Pull out each line of the data that contains the string "watermark", copying every such line in full.

<<<<

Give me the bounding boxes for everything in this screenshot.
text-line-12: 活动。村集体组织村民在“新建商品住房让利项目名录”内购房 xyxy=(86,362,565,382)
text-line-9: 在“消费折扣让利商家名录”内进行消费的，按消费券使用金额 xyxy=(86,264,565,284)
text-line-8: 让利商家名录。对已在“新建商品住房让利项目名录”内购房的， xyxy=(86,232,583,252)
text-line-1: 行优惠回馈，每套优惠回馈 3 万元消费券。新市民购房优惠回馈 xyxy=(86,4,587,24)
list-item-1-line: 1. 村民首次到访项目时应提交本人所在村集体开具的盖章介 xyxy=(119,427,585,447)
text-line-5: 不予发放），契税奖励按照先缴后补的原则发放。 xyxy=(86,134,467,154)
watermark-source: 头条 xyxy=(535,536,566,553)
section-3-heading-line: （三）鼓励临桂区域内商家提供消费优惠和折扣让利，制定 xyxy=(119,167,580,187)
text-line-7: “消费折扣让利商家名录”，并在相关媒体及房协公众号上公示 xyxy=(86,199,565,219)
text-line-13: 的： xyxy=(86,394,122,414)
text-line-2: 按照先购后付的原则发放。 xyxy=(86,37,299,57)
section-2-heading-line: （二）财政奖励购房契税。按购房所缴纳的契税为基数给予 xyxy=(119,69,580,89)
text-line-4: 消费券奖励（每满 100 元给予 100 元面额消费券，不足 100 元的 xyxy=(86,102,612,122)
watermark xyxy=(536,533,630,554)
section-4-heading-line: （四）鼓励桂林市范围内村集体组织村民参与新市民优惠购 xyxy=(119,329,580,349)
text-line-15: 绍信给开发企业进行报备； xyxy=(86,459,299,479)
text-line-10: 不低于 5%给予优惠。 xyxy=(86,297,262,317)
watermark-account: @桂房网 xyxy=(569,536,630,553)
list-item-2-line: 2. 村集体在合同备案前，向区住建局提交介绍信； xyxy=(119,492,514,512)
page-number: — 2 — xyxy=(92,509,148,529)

>>>>

» Answer to the problem
watermark-source: 头条 xyxy=(535,536,566,553)
watermark xyxy=(536,533,630,554)
watermark-account: @桂房网 xyxy=(569,536,630,553)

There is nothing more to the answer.